--- Start Records supplied ---

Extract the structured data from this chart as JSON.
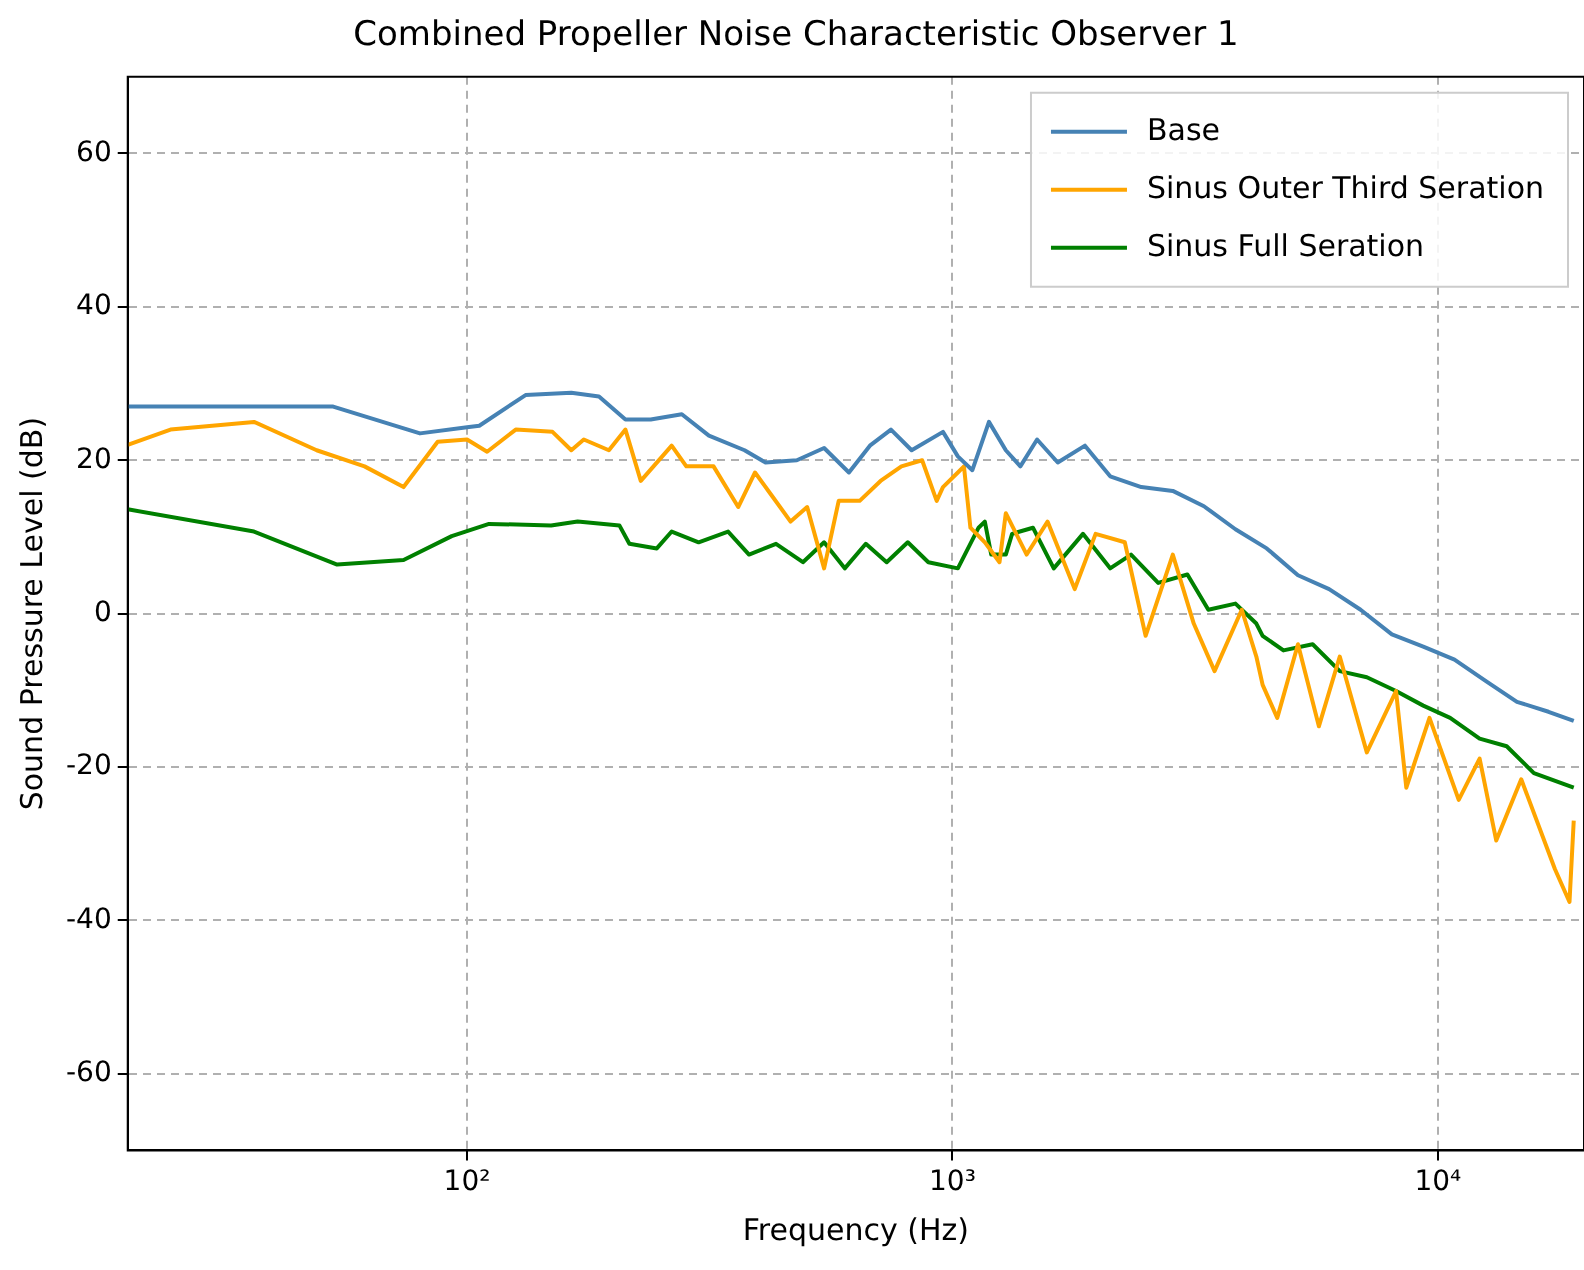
{
  "chart_data": {
    "type": "line",
    "title": "Combined Propeller Noise Characteristic Observer 1",
    "xlabel": "Frequency (Hz)",
    "ylabel": "Sound Pressure Level (dB)",
    "log": "x",
    "xlim": [
      20,
      20000
    ],
    "xticks": [
      {
        "value": 100,
        "label": "10²"
      },
      {
        "value": 1000,
        "label": "10³"
      },
      {
        "value": 10000,
        "label": "10⁴"
      }
    ],
    "ylim": [
      -70,
      70
    ],
    "yticks": [
      -60,
      -40,
      -20,
      0,
      20,
      40,
      60
    ],
    "grid": true,
    "legend": "top right",
    "series": [
      {
        "name": "Base",
        "color": "#4682b4",
        "x": [
          20,
          53,
          80,
          100,
          106,
          132,
          164,
          187,
          212,
          239,
          277,
          315,
          373,
          412,
          478,
          544,
          612,
          676,
          747,
          824,
          956,
          1026,
          1099,
          1189,
          1288,
          1380,
          1494,
          1648,
          1875,
          2113,
          2449,
          2844,
          3297,
          3828,
          4440,
          5150,
          5970,
          6931,
          8040,
          9330,
          10820,
          12560,
          14550,
          16900,
          19050
        ],
        "values": [
          27,
          27,
          23.5,
          24.3,
          24.5,
          28.5,
          28.8,
          28.3,
          25.3,
          25.3,
          26,
          23.2,
          21.3,
          19.7,
          20,
          21.6,
          18.4,
          21.9,
          24,
          21.3,
          23.7,
          20.5,
          18.7,
          25,
          21.3,
          19.2,
          22.7,
          19.7,
          21.9,
          17.9,
          16.5,
          16,
          14,
          11,
          8.5,
          5,
          3.2,
          0.5,
          -2.7,
          -4.3,
          -6,
          -8.8,
          -11.5,
          -12.8,
          -14
        ]
      },
      {
        "name": "Sinus Outer Third Seration",
        "color": "#ffa500",
        "x": [
          20,
          24.5,
          36.4,
          49,
          61.5,
          74,
          87,
          100,
          110,
          126,
          150,
          164,
          174,
          196,
          212,
          228,
          264,
          283,
          322,
          362,
          392,
          421,
          464,
          502,
          544,
          583,
          644,
          711,
          785,
          866,
          928,
          956,
          1026,
          1056,
          1089,
          1166,
          1250,
          1288,
          1422,
          1570,
          1786,
          1972,
          2265,
          2500,
          2844,
          3141,
          3467,
          3945,
          4227,
          4355,
          4668,
          5150,
          5687,
          6279,
          7139,
          8200,
          8610,
          9610,
          11040,
          12190,
          13190,
          14850,
          17420,
          18670,
          19050
        ],
        "values": [
          22,
          24,
          25,
          21.3,
          19.2,
          16.5,
          22.4,
          22.7,
          21.1,
          24,
          23.7,
          21.3,
          22.7,
          21.3,
          24,
          17.3,
          21.9,
          19.2,
          19.2,
          13.9,
          18.4,
          15.7,
          12,
          13.9,
          5.9,
          14.7,
          14.7,
          17.3,
          19.2,
          20,
          14.7,
          16.5,
          18.4,
          19.2,
          11.2,
          9.3,
          6.7,
          13.1,
          7.7,
          12,
          3.2,
          10.4,
          9.3,
          -2.9,
          7.7,
          -1.3,
          -7.5,
          0.5,
          -5.6,
          -9.3,
          -13.6,
          -4,
          -14.7,
          -5.6,
          -18.1,
          -10.1,
          -22.7,
          -13.6,
          -24.3,
          -18.9,
          -29.6,
          -21.6,
          -33.3,
          -37.6,
          -27
        ]
      },
      {
        "name": "Sinus Full Seration",
        "color": "#008000",
        "x": [
          20,
          36.4,
          54,
          74,
          93,
          111,
          149,
          169,
          206,
          216,
          246,
          264,
          300,
          345,
          381,
          433,
          492,
          544,
          600,
          663,
          732,
          809,
          892,
          1026,
          1132,
          1166,
          1202,
          1288,
          1327,
          1465,
          1617,
          1857,
          2113,
          2333,
          2654,
          3048,
          3366,
          3828,
          4227,
          4355,
          4807,
          5521,
          6279,
          7139,
          8200,
          9330,
          10600,
          12190,
          13860,
          15770,
          19050
        ],
        "values": [
          13.6,
          10.7,
          6.4,
          7,
          10.1,
          11.7,
          11.5,
          12,
          11.5,
          9.1,
          8.5,
          10.7,
          9.3,
          10.7,
          7.7,
          9.1,
          6.7,
          9.3,
          5.9,
          9.1,
          6.7,
          9.3,
          6.7,
          5.9,
          11.2,
          12,
          7.7,
          7.7,
          10.4,
          11.2,
          5.9,
          10.4,
          5.9,
          7.7,
          4,
          5.1,
          0.5,
          1.3,
          -1.3,
          -2.9,
          -4.8,
          -4,
          -7.5,
          -8.3,
          -10.1,
          -12,
          -13.6,
          -16.3,
          -17.3,
          -20.8,
          -22.7
        ]
      }
    ]
  }
}
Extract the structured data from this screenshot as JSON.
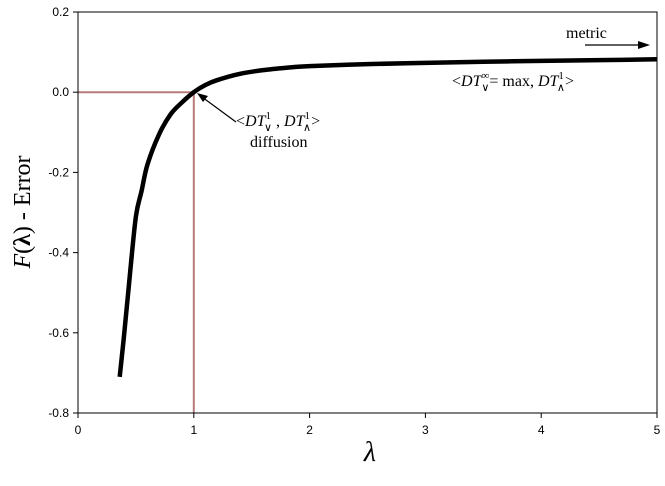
{
  "chart_data": {
    "type": "line",
    "xlabel": "λ",
    "ylabel_italic": "F",
    "ylabel_paren_open": "(",
    "ylabel_lambda": "λ",
    "ylabel_paren_close": ")",
    "ylabel_rest": " - Error",
    "xlim": [
      0,
      5
    ],
    "ylim": [
      -0.8,
      0.2
    ],
    "x_ticks": [
      "0",
      "1",
      "2",
      "3",
      "4",
      "5"
    ],
    "y_ticks": [
      "0.2",
      "0.0",
      "-0.2",
      "-0.4",
      "-0.6",
      "-0.8"
    ],
    "grid": false,
    "series": [
      {
        "color": "#000000",
        "x": [
          0.36,
          0.4,
          0.45,
          0.5,
          0.55,
          0.6,
          0.7,
          0.8,
          0.9,
          1.0,
          1.1,
          1.2,
          1.4,
          1.6,
          1.8,
          2.0,
          2.5,
          3.0,
          3.5,
          4.0,
          4.5,
          5.0
        ],
        "y": [
          -0.71,
          -0.6,
          -0.45,
          -0.31,
          -0.245,
          -0.18,
          -0.105,
          -0.055,
          -0.025,
          0.0,
          0.018,
          0.03,
          0.046,
          0.055,
          0.061,
          0.065,
          0.07,
          0.073,
          0.076,
          0.078,
          0.08,
          0.082
        ]
      }
    ],
    "reference_point": {
      "x": 1.0,
      "y": 0.0,
      "color": "#a05050"
    },
    "annotations": {
      "diffusion": {
        "open": "<",
        "dt1": "DT",
        "sub1": "∨",
        "sup1": "1",
        "sep": " , ",
        "dt2": "DT",
        "sub2": "∧",
        "sup2": "1",
        "close": ">",
        "label": "diffusion"
      },
      "metric": {
        "label": "metric",
        "open": "<",
        "dt1": "DT",
        "sub1": "∨",
        "sup1": "∞",
        "eq": "= max, ",
        "dt2": "DT",
        "sub2": "∧",
        "sup2": "1",
        "close": ">"
      }
    }
  }
}
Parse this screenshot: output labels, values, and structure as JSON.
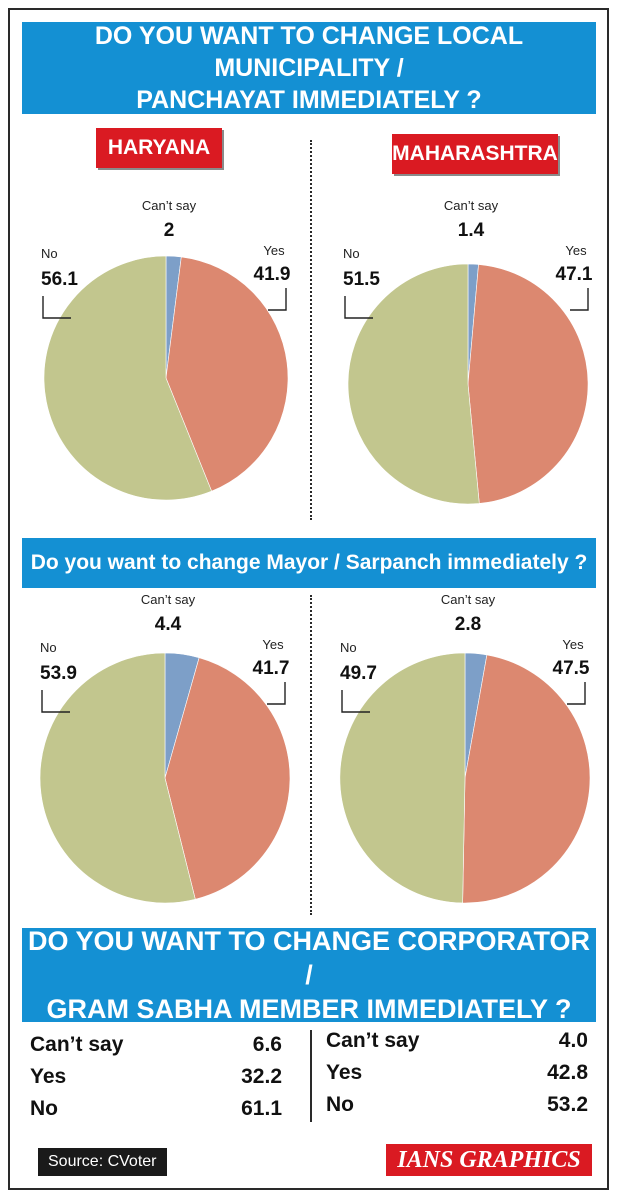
{
  "colors": {
    "banner": "#1490d3",
    "state_tag": "#da1a22",
    "yes": "#dc8870",
    "no": "#c2c68e",
    "cant_say": "#7d9fc8"
  },
  "q1": {
    "line1": "DO YOU WANT TO CHANGE LOCAL MUNICIPALITY /",
    "line2": "PANCHAYAT IMMEDIATELY ?"
  },
  "q2": {
    "title": "Do you want to change Mayor / Sarpanch immediately ?"
  },
  "q3": {
    "line1": "DO YOU WANT TO CHANGE CORPORATOR /",
    "line2": "GRAM SABHA MEMBER IMMEDIATELY ?"
  },
  "states": {
    "haryana": "HARYANA",
    "maharashtra": "MAHARASHTRA"
  },
  "chart_data": [
    {
      "type": "pie",
      "question": "DO YOU WANT TO CHANGE LOCAL MUNICIPALITY / PANCHAYAT IMMEDIATELY ?",
      "state": "HARYANA",
      "slices": [
        {
          "label": "Can't say",
          "value": 2
        },
        {
          "label": "Yes",
          "value": 41.9
        },
        {
          "label": "No",
          "value": 56.1
        }
      ]
    },
    {
      "type": "pie",
      "question": "DO YOU WANT TO CHANGE LOCAL MUNICIPALITY / PANCHAYAT IMMEDIATELY ?",
      "state": "MAHARASHTRA",
      "slices": [
        {
          "label": "Can't say",
          "value": 1.4
        },
        {
          "label": "Yes",
          "value": 47.1
        },
        {
          "label": "No",
          "value": 51.5
        }
      ]
    },
    {
      "type": "pie",
      "question": "Do you want to change Mayor / Sarpanch immediately ?",
      "state": "HARYANA",
      "slices": [
        {
          "label": "Can't say",
          "value": 4.4
        },
        {
          "label": "Yes",
          "value": 41.7
        },
        {
          "label": "No",
          "value": 53.9
        }
      ]
    },
    {
      "type": "pie",
      "question": "Do you want to change Mayor / Sarpanch immediately ?",
      "state": "MAHARASHTRA",
      "slices": [
        {
          "label": "Can't say",
          "value": 2.8
        },
        {
          "label": "Yes",
          "value": 47.5
        },
        {
          "label": "No",
          "value": 49.7
        }
      ]
    },
    {
      "type": "table",
      "question": "DO YOU WANT TO CHANGE CORPORATOR / GRAM SABHA MEMBER IMMEDIATELY ?",
      "state": "HARYANA",
      "rows": [
        {
          "label": "Can’t say",
          "value": "6.6"
        },
        {
          "label": "Yes",
          "value": "32.2"
        },
        {
          "label": "No",
          "value": "61.1"
        }
      ]
    },
    {
      "type": "table",
      "question": "DO YOU WANT TO CHANGE CORPORATOR / GRAM SABHA MEMBER IMMEDIATELY ?",
      "state": "MAHARASHTRA",
      "rows": [
        {
          "label": "Can’t say",
          "value": "4.0"
        },
        {
          "label": "Yes",
          "value": "42.8"
        },
        {
          "label": "No",
          "value": "53.2"
        }
      ]
    }
  ],
  "pie_labels": {
    "cant_say": "Can’t say",
    "yes": "Yes",
    "no": "No"
  },
  "pie_values": [
    {
      "cant_say": "2",
      "yes": "41.9",
      "no": "56.1"
    },
    {
      "cant_say": "1.4",
      "yes": "47.1",
      "no": "51.5"
    },
    {
      "cant_say": "4.4",
      "yes": "41.7",
      "no": "53.9"
    },
    {
      "cant_say": "2.8",
      "yes": "47.5",
      "no": "49.7"
    }
  ],
  "source": "Source: CVoter",
  "credit": "IANS GRAPHICS"
}
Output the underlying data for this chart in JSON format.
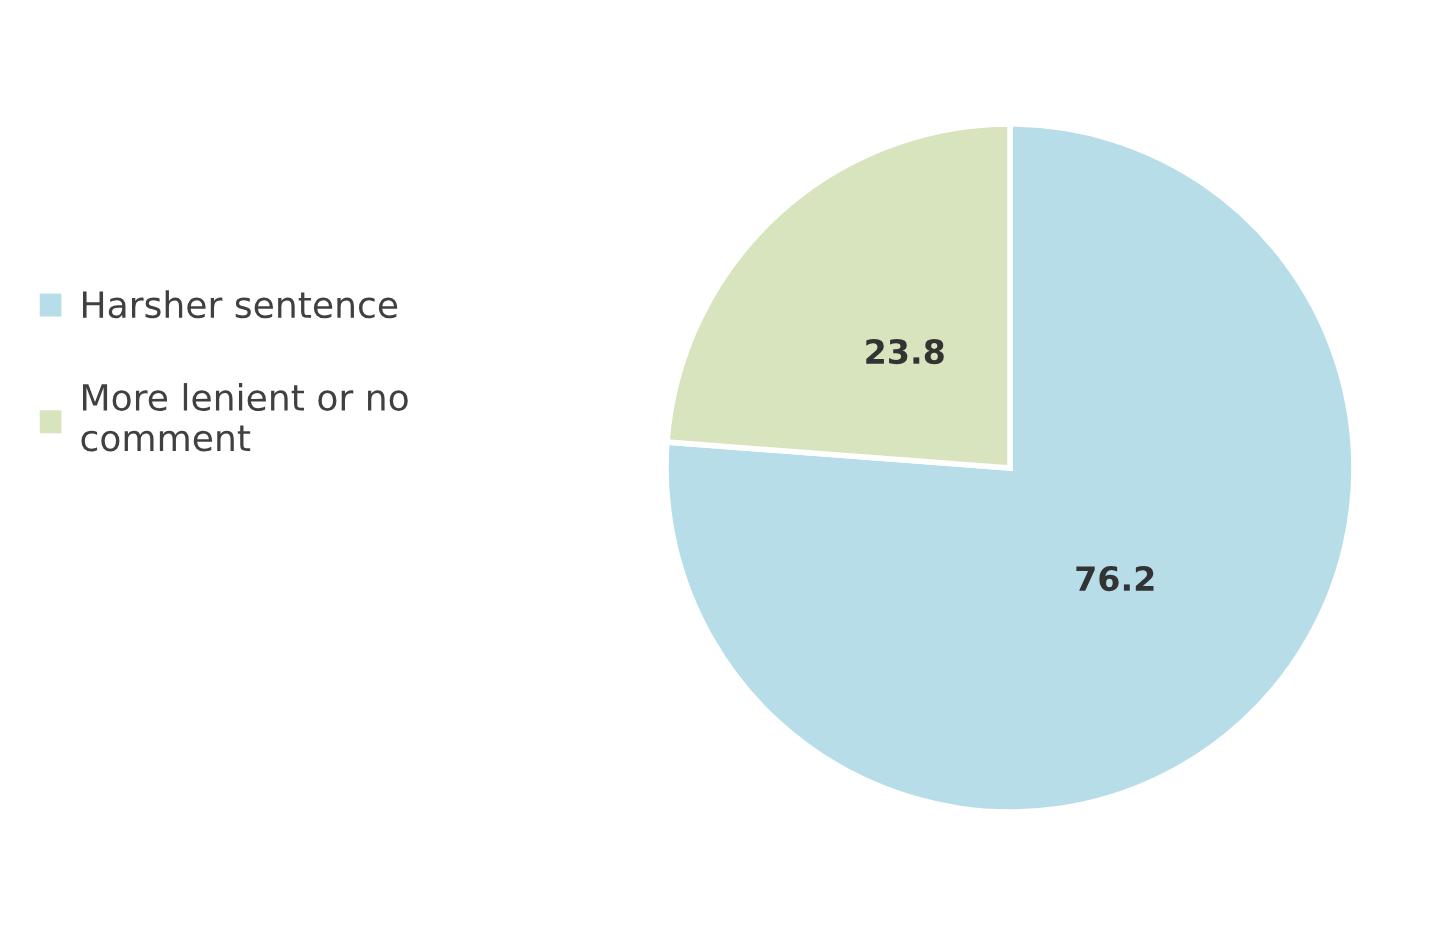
{
  "chart_data": {
    "type": "pie",
    "categories": [
      "Harsher sentence",
      "More lenient or no\ncomment"
    ],
    "values": [
      76.2,
      23.8
    ],
    "colors": [
      "#b7dde8",
      "#d7e4bd"
    ],
    "data_labels": true,
    "legend": "left"
  }
}
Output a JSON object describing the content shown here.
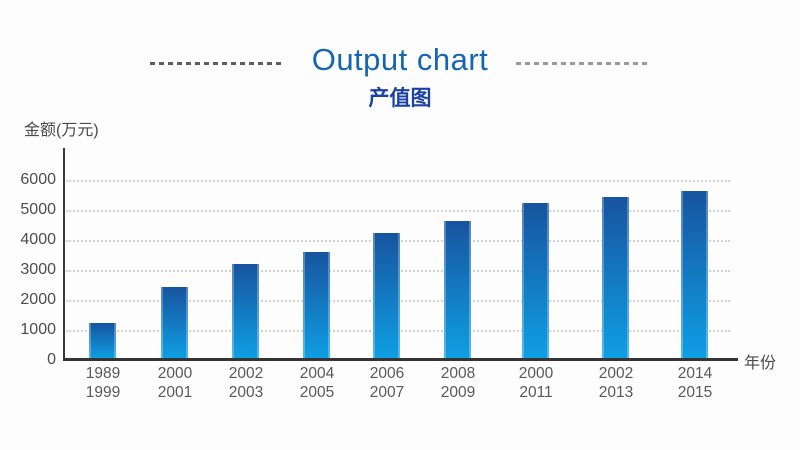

--- End Records supplied ---

= Task goal =
Each line in the entries above that includes the string "name" should be extracted.

= Full answer =
        "name": "Base",
        "name": "Sinus Outer Third Seration",
        "name": "Sinus Full Seration",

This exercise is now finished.